**TASK OBJECTIVE**
Set out each line of the material below as a numbered list, skipping blank lines and leaving out the pictures.

───── SOURCE MATERIAL

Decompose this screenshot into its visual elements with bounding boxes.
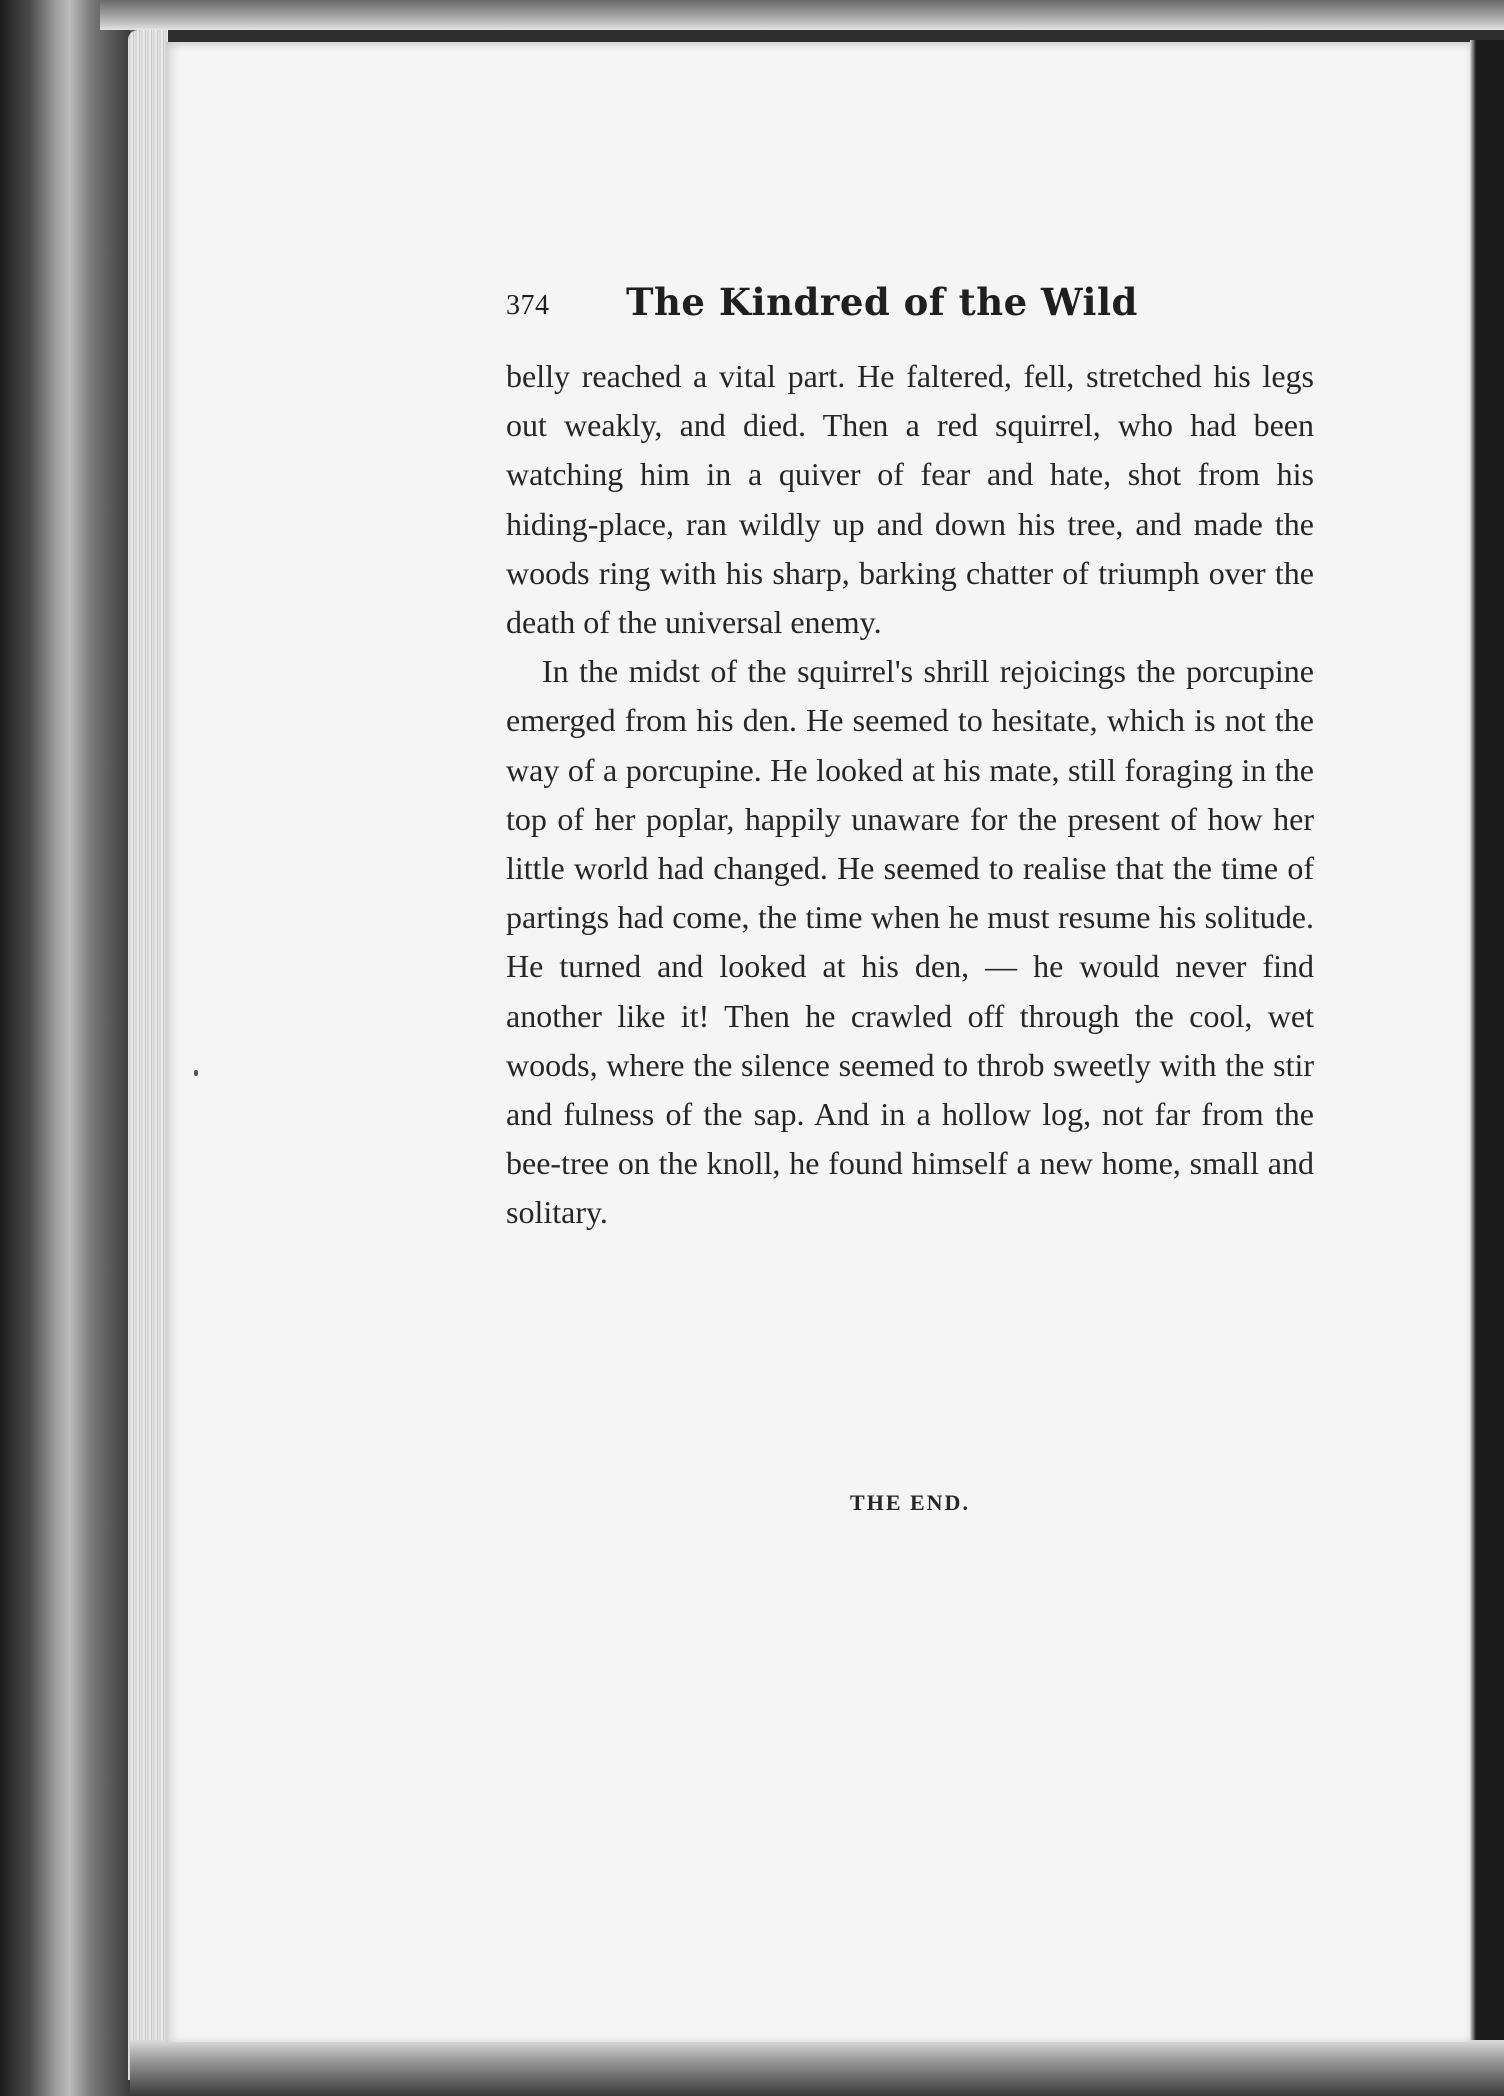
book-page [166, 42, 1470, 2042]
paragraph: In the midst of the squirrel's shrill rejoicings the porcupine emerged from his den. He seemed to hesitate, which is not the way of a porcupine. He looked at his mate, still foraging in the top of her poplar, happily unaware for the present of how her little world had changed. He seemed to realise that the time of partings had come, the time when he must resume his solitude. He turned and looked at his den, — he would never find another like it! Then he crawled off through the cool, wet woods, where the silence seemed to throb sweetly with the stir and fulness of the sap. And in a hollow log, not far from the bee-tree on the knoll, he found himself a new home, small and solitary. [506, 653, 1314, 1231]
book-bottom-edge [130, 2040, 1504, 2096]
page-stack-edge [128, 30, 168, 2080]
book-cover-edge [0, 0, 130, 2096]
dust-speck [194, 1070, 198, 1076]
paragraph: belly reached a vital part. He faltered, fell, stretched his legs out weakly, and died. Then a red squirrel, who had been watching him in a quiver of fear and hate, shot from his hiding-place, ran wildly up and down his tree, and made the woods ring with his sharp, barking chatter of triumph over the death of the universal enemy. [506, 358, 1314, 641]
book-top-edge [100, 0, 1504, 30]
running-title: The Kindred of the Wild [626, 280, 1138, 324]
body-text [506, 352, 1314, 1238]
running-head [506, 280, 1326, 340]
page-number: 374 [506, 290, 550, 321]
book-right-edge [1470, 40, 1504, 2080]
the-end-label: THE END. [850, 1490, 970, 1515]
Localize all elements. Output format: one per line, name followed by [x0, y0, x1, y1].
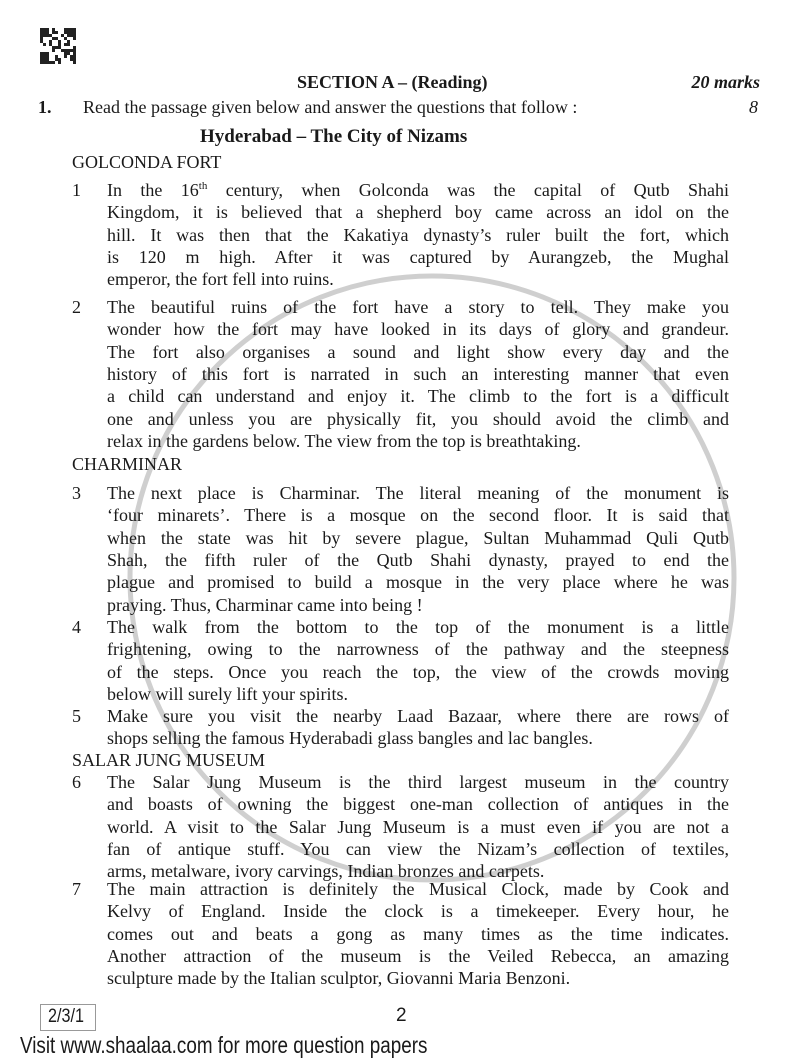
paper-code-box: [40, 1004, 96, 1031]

──────────

**RESULT BELOW**
1. Decompose this screenshot into its visual elements with bounding boxes.
2. book-page [166, 42, 1470, 2042]
3. paragraph: In the midst of the squirrel's shrill rejoicings the porcupine emerged from his den. He seemed to hesitate, which is not the way of a porcupine. He looked at his mate, still foraging in the top of her poplar, happily unaware for the present of how her little world had changed. He seemed to realise that the time of partings had come, the time when he must resume his solitude. He turned and looked at his den, — he would never find another like it! Then he crawled off through the cool, wet woods, where the silence seemed to throb sweetly with the stir and fulness of the sap. And in a hollow log, not far from the bee-tree on the knoll, he found himself a new home, small and solitary. [506, 653, 1314, 1231]
4. book-bottom-edge [130, 2040, 1504, 2096]
5. page-stack-edge [128, 30, 168, 2080]
6. book-cover-edge [0, 0, 130, 2096]
7. dust-speck [194, 1070, 198, 1076]
8. paragraph: belly reached a vital part. He faltered, fell, stretched his legs out weakly, and died. Then a red squirrel, who had been watching him in a quiver of fear and hate, shot from his hiding-place, ran wildly up and down his tree, and made the woods ring with his sharp, barking chatter of triumph over the death of the universal enemy. [506, 358, 1314, 641]
9. book-top-edge [100, 0, 1504, 30]
10. running-title: The Kindred of the Wild [626, 280, 1138, 324]
11. body-text [506, 352, 1314, 1238]
12. running-head [506, 280, 1326, 340]
13. page-number: 374 [506, 290, 550, 321]
14. book-right-edge [1470, 40, 1504, 2080]
15. the-end-label: THE END. [850, 1490, 970, 1515]
16. Localize all elements. Output format: one per line, name followed by [x0, y0, x1, y1].
17. paper-code-box: [40, 1004, 96, 1031]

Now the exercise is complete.